§ SHORT TASK: Reproduce each line bearing the word "JSON".

§ SUPPLIED RECORDS:

[Begin]

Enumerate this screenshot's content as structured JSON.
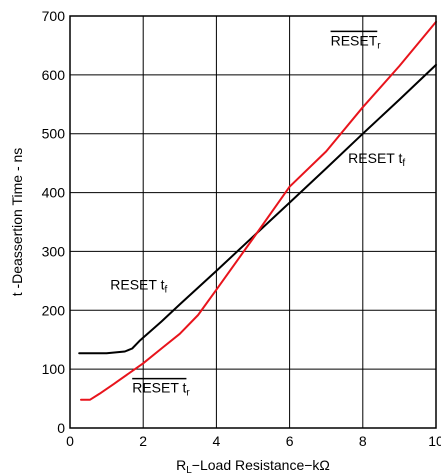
{
  "chart_data": {
    "type": "line",
    "title": "",
    "xlabel": {
      "main": "R",
      "sub": "L",
      "rest": "−Load Resistance−kΩ"
    },
    "ylabel": "t -Deassertion Time - ns",
    "xlim": [
      0,
      10
    ],
    "ylim": [
      0,
      700
    ],
    "xticks": [
      "0",
      "2",
      "4",
      "6",
      "8",
      "10"
    ],
    "yticks": [
      "0",
      "100",
      "200",
      "300",
      "400",
      "500",
      "600",
      "700"
    ],
    "grid": true,
    "series": [
      {
        "color": "#000000",
        "x": [
          0.25,
          0.5,
          1.0,
          1.5,
          1.7,
          1.9,
          2.5,
          3.0,
          4.0,
          5.0,
          6.0,
          7.0,
          8.0,
          9.0,
          10.0
        ],
        "y": [
          127,
          127,
          127,
          130,
          135,
          148,
          181,
          210,
          267,
          325,
          383,
          441,
          500,
          558,
          617
        ]
      },
      {
        "color": "#e8141c",
        "x": [
          0.3,
          0.55,
          0.8,
          1.2,
          2.0,
          2.5,
          3.0,
          3.5,
          4.0,
          5.0,
          6.0,
          7.0,
          8.0,
          9.0,
          10.0
        ],
        "y": [
          48,
          48,
          58,
          75,
          110,
          135,
          160,
          192,
          235,
          322,
          410,
          470,
          545,
          615,
          690
        ]
      }
    ],
    "annotations": [
      {
        "base": "RESET",
        "sub": "r",
        "overline": true,
        "x": 7.12,
        "y": 650
      },
      {
        "base": "RESET t",
        "sub": "f",
        "overline": false,
        "x": 7.6,
        "y": 450
      },
      {
        "base": "RESET t",
        "sub": "f",
        "overline": false,
        "x": 1.1,
        "y": 235
      },
      {
        "base": "RESET t",
        "sub": "r",
        "overline": true,
        "x": 1.7,
        "y": 60
      }
    ]
  }
}
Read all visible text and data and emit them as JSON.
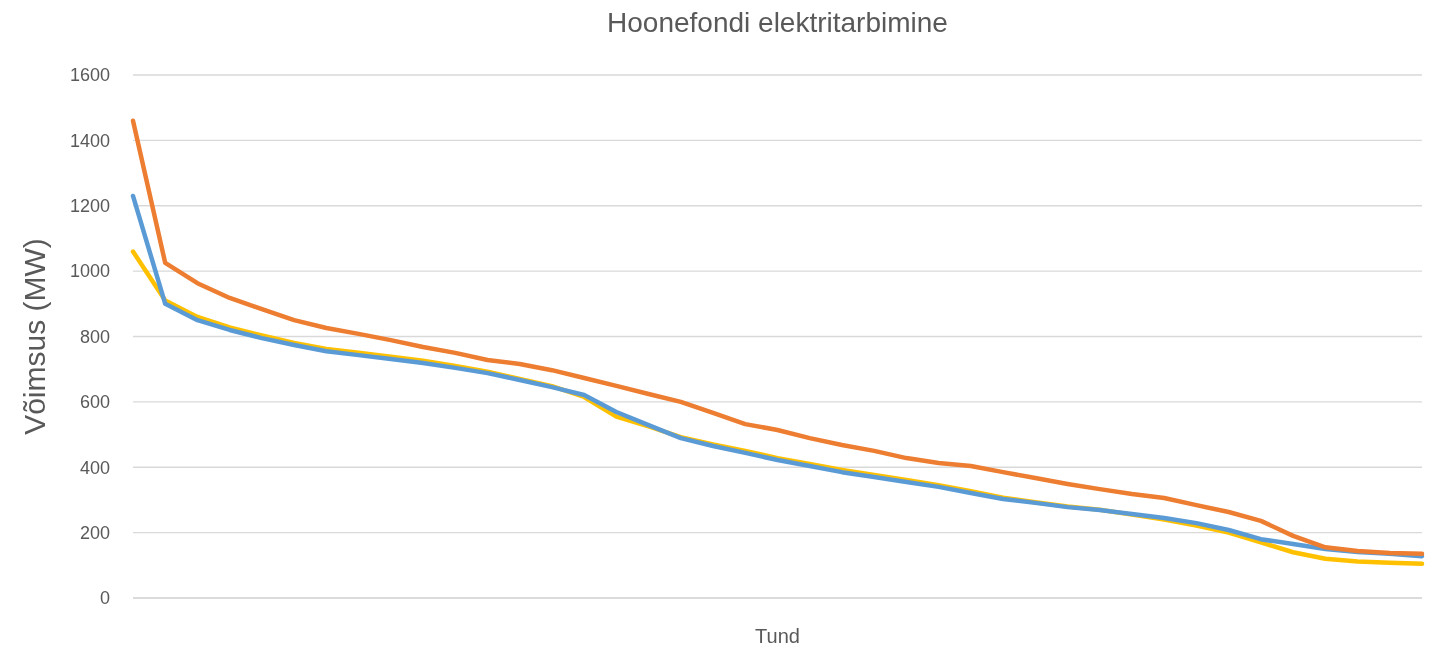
{
  "chart_data": {
    "type": "line",
    "title": "Hoonefondi elektritarbimine",
    "xlabel": "Tund",
    "ylabel": "Võimsus (MW)",
    "categories": [
      null,
      null,
      null,
      null,
      null,
      null,
      null,
      null,
      null,
      null,
      null,
      null,
      null,
      null,
      null,
      null,
      null,
      null,
      null,
      null,
      null,
      null,
      null,
      null,
      null,
      null,
      null,
      null,
      null,
      null,
      null,
      null,
      null,
      null,
      null,
      null,
      null,
      null,
      null,
      null,
      null
    ],
    "ylim": [
      0,
      1600
    ],
    "yticks": [
      0,
      200,
      400,
      600,
      800,
      1000,
      1200,
      1400,
      1600
    ],
    "grid": "y",
    "marker": "none",
    "line_style": "solid",
    "series": [
      {
        "color": "#ffc000",
        "values": [
          1060,
          910,
          860,
          828,
          803,
          780,
          762,
          750,
          738,
          726,
          710,
          692,
          670,
          648,
          615,
          555,
          525,
          492,
          470,
          450,
          428,
          410,
          392,
          376,
          361,
          345,
          327,
          307,
          293,
          280,
          270,
          255,
          240,
          222,
          200,
          170,
          140,
          120,
          112,
          108,
          105
        ]
      },
      {
        "color": "#5b9bd5",
        "values": [
          1230,
          900,
          850,
          820,
          795,
          774,
          755,
          743,
          731,
          719,
          704,
          688,
          667,
          645,
          621,
          569,
          529,
          489,
          465,
          444,
          422,
          404,
          385,
          370,
          355,
          340,
          321,
          303,
          291,
          278,
          269,
          257,
          245,
          229,
          208,
          180,
          165,
          150,
          141,
          135,
          128
        ]
      },
      {
        "color": "#ed7d31",
        "values": [
          1460,
          1025,
          963,
          918,
          884,
          850,
          826,
          808,
          789,
          768,
          750,
          728,
          716,
          697,
          673,
          649,
          624,
          600,
          566,
          532,
          514,
          489,
          468,
          450,
          428,
          413,
          404,
          385,
          367,
          349,
          333,
          318,
          306,
          284,
          263,
          236,
          190,
          155,
          144,
          138,
          135
        ]
      }
    ]
  }
}
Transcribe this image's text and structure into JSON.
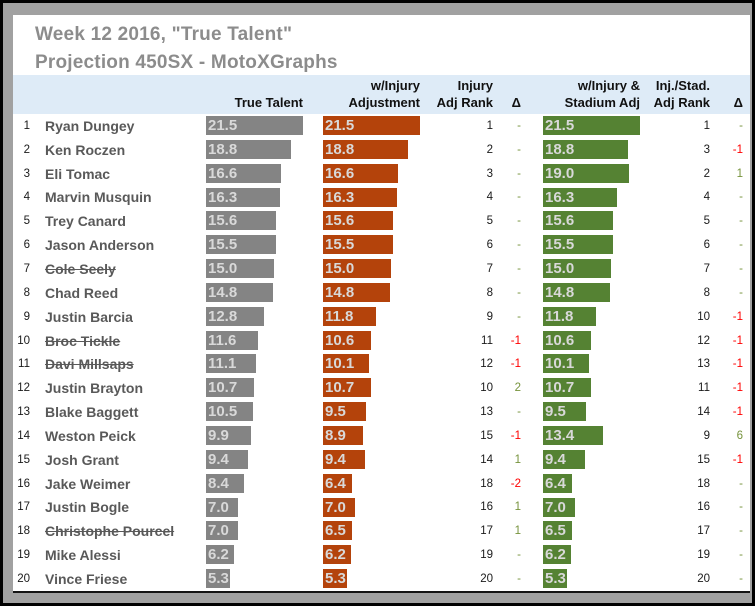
{
  "title": {
    "line1": "Week 12 2016, \"True Talent\"",
    "line2": "Projection 450SX - MotoXGraphs"
  },
  "headers": {
    "true_talent": "True Talent",
    "injury_l1": "w/Injury",
    "injury_l2": "Adjustment",
    "injury_rank_l1": "Injury",
    "injury_rank_l2": "Adj Rank",
    "delta1": "Δ",
    "stadium_l1": "w/Injury &",
    "stadium_l2": "Stadium Adj",
    "stadium_rank_l1": "Inj./Stad.",
    "stadium_rank_l2": "Adj Rank",
    "delta2": "Δ"
  },
  "colors": {
    "gray_bar": "#848484",
    "orange_bar": "#B4430B",
    "green_bar": "#558233",
    "header_bg": "#DEEBF7",
    "positive_delta": "#76933C",
    "negative_delta": "#FF0000",
    "title_text": "#8C8C8C",
    "name_text": "#595959",
    "bar_value_text": "#D9D9D9"
  },
  "chart_data": {
    "type": "bar",
    "title": "Week 12 2016, \"True Talent\" Projection 450SX - MotoXGraphs",
    "bar_series_names": [
      "True Talent",
      "w/Injury Adjustment",
      "w/Injury & Stadium Adj"
    ],
    "scale_max": 21.5,
    "rows": [
      {
        "rank": "1",
        "name": "Ryan Dungey",
        "struck": false,
        "true_talent": "21.5",
        "injury_adj": "21.5",
        "injury_rank": "1",
        "injury_delta": "-",
        "stadium_adj": "21.5",
        "stadium_rank": "1",
        "stadium_delta": "-"
      },
      {
        "rank": "2",
        "name": "Ken Roczen",
        "struck": false,
        "true_talent": "18.8",
        "injury_adj": "18.8",
        "injury_rank": "2",
        "injury_delta": "-",
        "stadium_adj": "18.8",
        "stadium_rank": "3",
        "stadium_delta": "-1"
      },
      {
        "rank": "3",
        "name": "Eli Tomac",
        "struck": false,
        "true_talent": "16.6",
        "injury_adj": "16.6",
        "injury_rank": "3",
        "injury_delta": "-",
        "stadium_adj": "19.0",
        "stadium_rank": "2",
        "stadium_delta": "1"
      },
      {
        "rank": "4",
        "name": "Marvin Musquin",
        "struck": false,
        "true_talent": "16.3",
        "injury_adj": "16.3",
        "injury_rank": "4",
        "injury_delta": "-",
        "stadium_adj": "16.3",
        "stadium_rank": "4",
        "stadium_delta": "-"
      },
      {
        "rank": "5",
        "name": "Trey Canard",
        "struck": false,
        "true_talent": "15.6",
        "injury_adj": "15.6",
        "injury_rank": "5",
        "injury_delta": "-",
        "stadium_adj": "15.6",
        "stadium_rank": "5",
        "stadium_delta": "-"
      },
      {
        "rank": "6",
        "name": "Jason Anderson",
        "struck": false,
        "true_talent": "15.5",
        "injury_adj": "15.5",
        "injury_rank": "6",
        "injury_delta": "-",
        "stadium_adj": "15.5",
        "stadium_rank": "6",
        "stadium_delta": "-"
      },
      {
        "rank": "7",
        "name": "Cole Seely",
        "struck": true,
        "true_talent": "15.0",
        "injury_adj": "15.0",
        "injury_rank": "7",
        "injury_delta": "-",
        "stadium_adj": "15.0",
        "stadium_rank": "7",
        "stadium_delta": "-"
      },
      {
        "rank": "8",
        "name": "Chad Reed",
        "struck": false,
        "true_talent": "14.8",
        "injury_adj": "14.8",
        "injury_rank": "8",
        "injury_delta": "-",
        "stadium_adj": "14.8",
        "stadium_rank": "8",
        "stadium_delta": "-"
      },
      {
        "rank": "9",
        "name": "Justin Barcia",
        "struck": false,
        "true_talent": "12.8",
        "injury_adj": "11.8",
        "injury_rank": "9",
        "injury_delta": "-",
        "stadium_adj": "11.8",
        "stadium_rank": "10",
        "stadium_delta": "-1"
      },
      {
        "rank": "10",
        "name": "Broc Tickle",
        "struck": true,
        "true_talent": "11.6",
        "injury_adj": "10.6",
        "injury_rank": "11",
        "injury_delta": "-1",
        "stadium_adj": "10.6",
        "stadium_rank": "12",
        "stadium_delta": "-1"
      },
      {
        "rank": "11",
        "name": "Davi Millsaps",
        "struck": true,
        "true_talent": "11.1",
        "injury_adj": "10.1",
        "injury_rank": "12",
        "injury_delta": "-1",
        "stadium_adj": "10.1",
        "stadium_rank": "13",
        "stadium_delta": "-1"
      },
      {
        "rank": "12",
        "name": "Justin Brayton",
        "struck": false,
        "true_talent": "10.7",
        "injury_adj": "10.7",
        "injury_rank": "10",
        "injury_delta": "2",
        "stadium_adj": "10.7",
        "stadium_rank": "11",
        "stadium_delta": "-1"
      },
      {
        "rank": "13",
        "name": "Blake Baggett",
        "struck": false,
        "true_talent": "10.5",
        "injury_adj": "9.5",
        "injury_rank": "13",
        "injury_delta": "-",
        "stadium_adj": "9.5",
        "stadium_rank": "14",
        "stadium_delta": "-1"
      },
      {
        "rank": "14",
        "name": "Weston Peick",
        "struck": false,
        "true_talent": "9.9",
        "injury_adj": "8.9",
        "injury_rank": "15",
        "injury_delta": "-1",
        "stadium_adj": "13.4",
        "stadium_rank": "9",
        "stadium_delta": "6"
      },
      {
        "rank": "15",
        "name": "Josh Grant",
        "struck": false,
        "true_talent": "9.4",
        "injury_adj": "9.4",
        "injury_rank": "14",
        "injury_delta": "1",
        "stadium_adj": "9.4",
        "stadium_rank": "15",
        "stadium_delta": "-1"
      },
      {
        "rank": "16",
        "name": "Jake Weimer",
        "struck": false,
        "true_talent": "8.4",
        "injury_adj": "6.4",
        "injury_rank": "18",
        "injury_delta": "-2",
        "stadium_adj": "6.4",
        "stadium_rank": "18",
        "stadium_delta": "-"
      },
      {
        "rank": "17",
        "name": "Justin Bogle",
        "struck": false,
        "true_talent": "7.0",
        "injury_adj": "7.0",
        "injury_rank": "16",
        "injury_delta": "1",
        "stadium_adj": "7.0",
        "stadium_rank": "16",
        "stadium_delta": "-"
      },
      {
        "rank": "18",
        "name": "Christophe Pourcel",
        "struck": true,
        "true_talent": "7.0",
        "injury_adj": "6.5",
        "injury_rank": "17",
        "injury_delta": "1",
        "stadium_adj": "6.5",
        "stadium_rank": "17",
        "stadium_delta": "-"
      },
      {
        "rank": "19",
        "name": "Mike Alessi",
        "struck": false,
        "true_talent": "6.2",
        "injury_adj": "6.2",
        "injury_rank": "19",
        "injury_delta": "-",
        "stadium_adj": "6.2",
        "stadium_rank": "19",
        "stadium_delta": "-"
      },
      {
        "rank": "20",
        "name": "Vince Friese",
        "struck": false,
        "true_talent": "5.3",
        "injury_adj": "5.3",
        "injury_rank": "20",
        "injury_delta": "-",
        "stadium_adj": "5.3",
        "stadium_rank": "20",
        "stadium_delta": "-"
      }
    ]
  }
}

[End]

§ RESPONSE TO THIS EXERCISE:
Enumerate this screenshot's content as structured JSON.
Read all visible text and data and emit them as JSON.
Transcribe this image's text and structure into JSON.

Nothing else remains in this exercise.